> [The problem]
Write out again, exactly as they appear, the lines from the line with "Output a JSON" through the line with "Enumerate this screenshot's". Do not include any pictures.

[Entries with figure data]
>>>>

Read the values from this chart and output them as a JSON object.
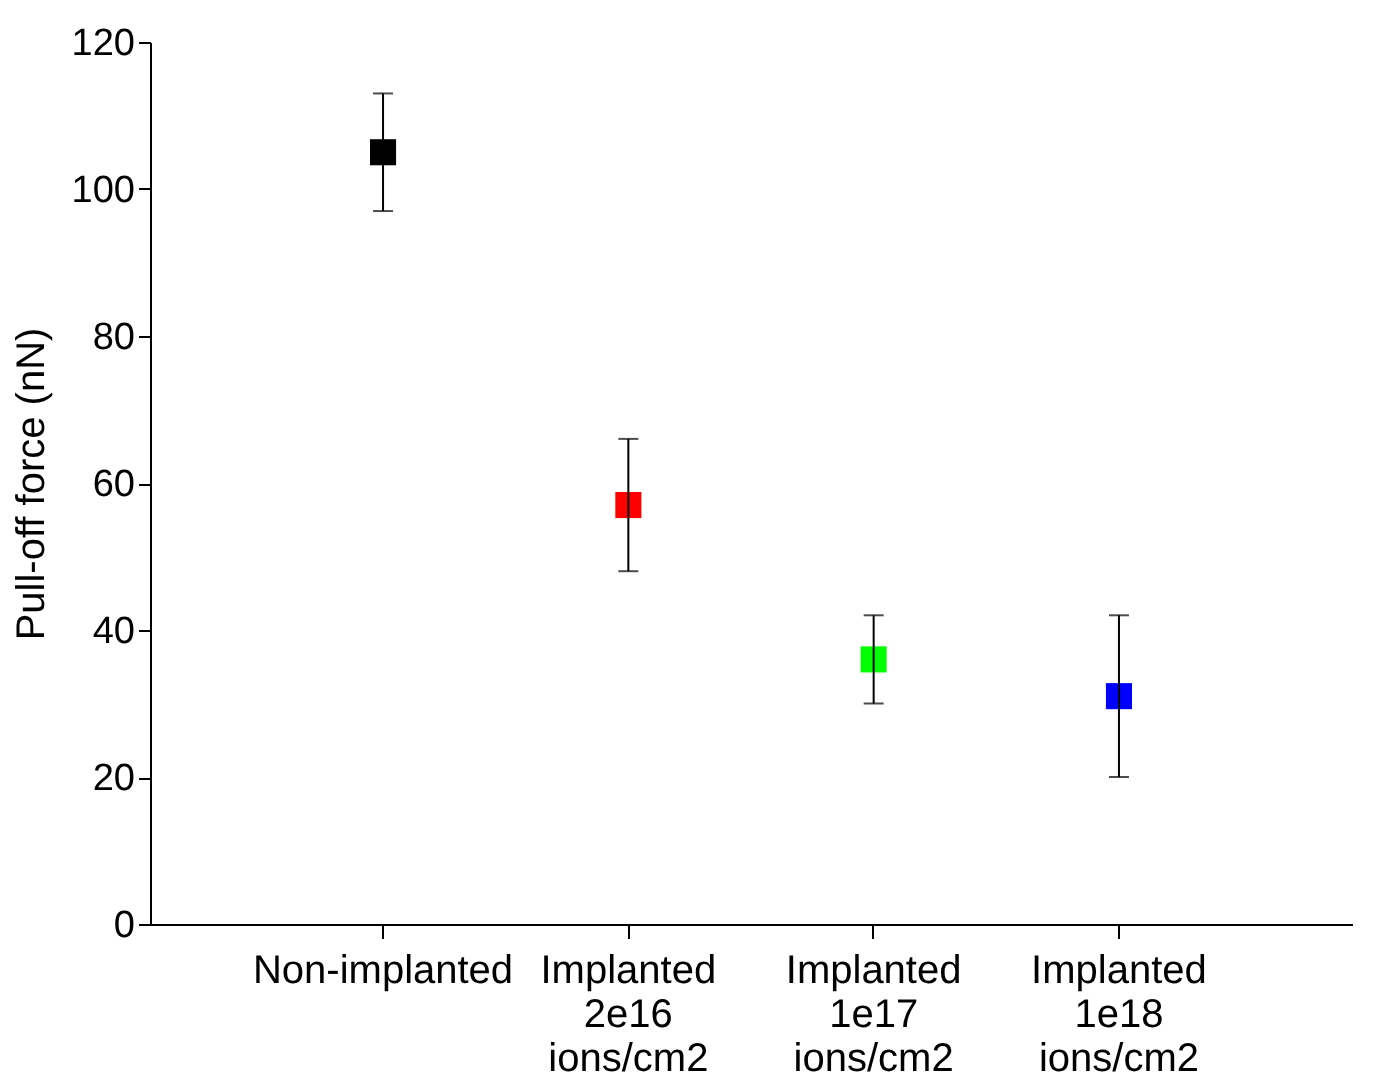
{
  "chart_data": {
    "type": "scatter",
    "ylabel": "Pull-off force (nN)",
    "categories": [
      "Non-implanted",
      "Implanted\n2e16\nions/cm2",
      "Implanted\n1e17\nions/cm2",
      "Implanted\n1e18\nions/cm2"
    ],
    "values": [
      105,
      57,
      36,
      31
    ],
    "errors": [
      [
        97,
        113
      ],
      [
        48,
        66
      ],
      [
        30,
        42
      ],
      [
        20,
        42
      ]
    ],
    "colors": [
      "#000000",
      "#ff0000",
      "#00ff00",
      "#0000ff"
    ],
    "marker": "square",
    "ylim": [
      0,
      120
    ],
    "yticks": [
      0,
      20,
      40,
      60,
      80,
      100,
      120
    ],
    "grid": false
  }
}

<<<<
>>>>

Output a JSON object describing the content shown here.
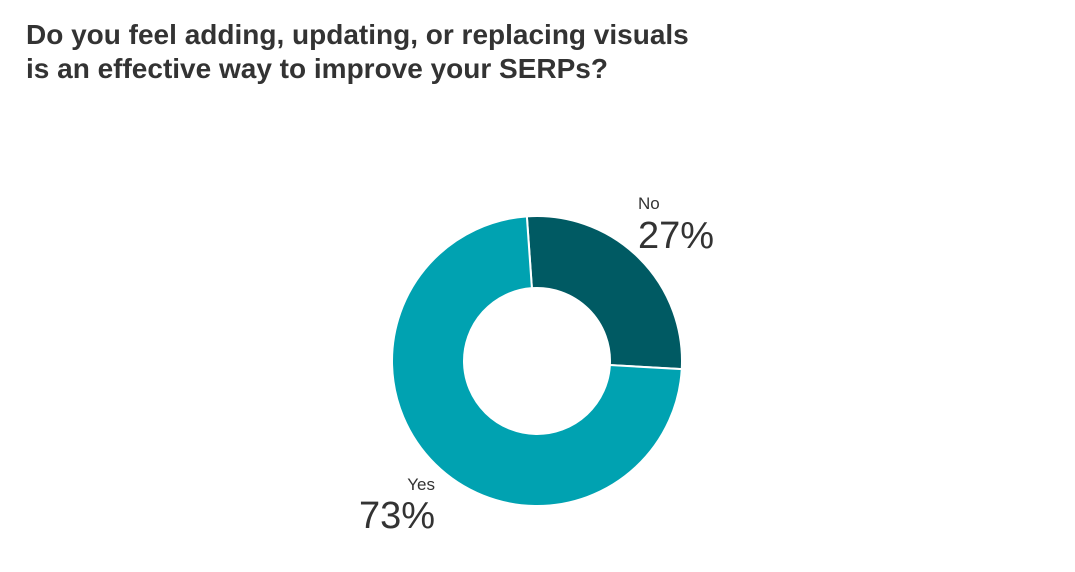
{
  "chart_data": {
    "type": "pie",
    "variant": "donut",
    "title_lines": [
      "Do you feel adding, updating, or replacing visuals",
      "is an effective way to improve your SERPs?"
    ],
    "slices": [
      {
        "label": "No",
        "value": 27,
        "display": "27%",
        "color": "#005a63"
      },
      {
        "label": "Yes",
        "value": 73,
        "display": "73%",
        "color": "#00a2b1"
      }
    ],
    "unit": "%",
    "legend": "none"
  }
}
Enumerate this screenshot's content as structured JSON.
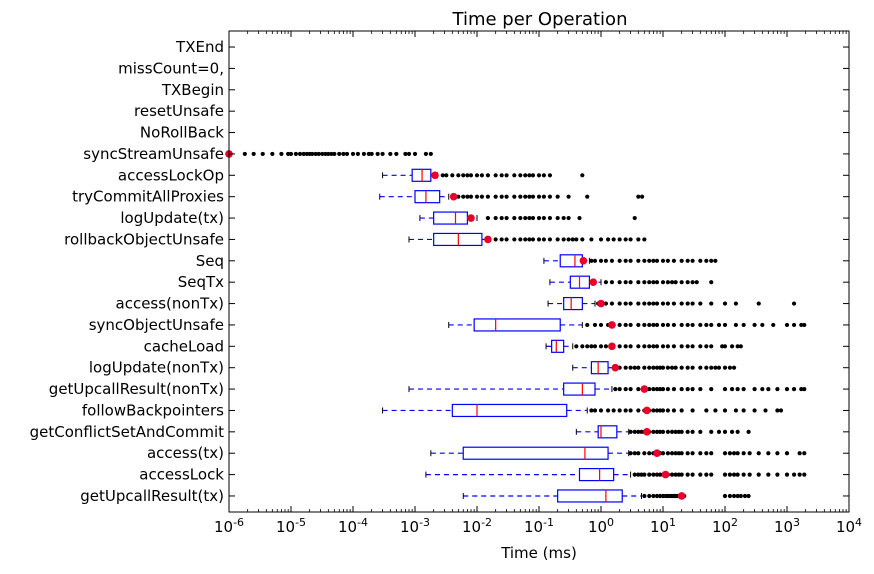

<<<<

> [Correct answer]
Output a JSON object describing the content shown here.
{
  "chart_data": {
    "type": "pie",
    "variant": "donut",
    "title_lines": [
      "Do you feel adding, updating, or replacing visuals",
      "is an effective way to improve your SERPs?"
    ],
    "slices": [
      {
        "label": "No",
        "value": 27,
        "display": "27%",
        "color": "#005a63"
      },
      {
        "label": "Yes",
        "value": 73,
        "display": "73%",
        "color": "#00a2b1"
      }
    ],
    "unit": "%",
    "legend": "none"
  }
}
Enumerate this screenshot's content as structured JSON.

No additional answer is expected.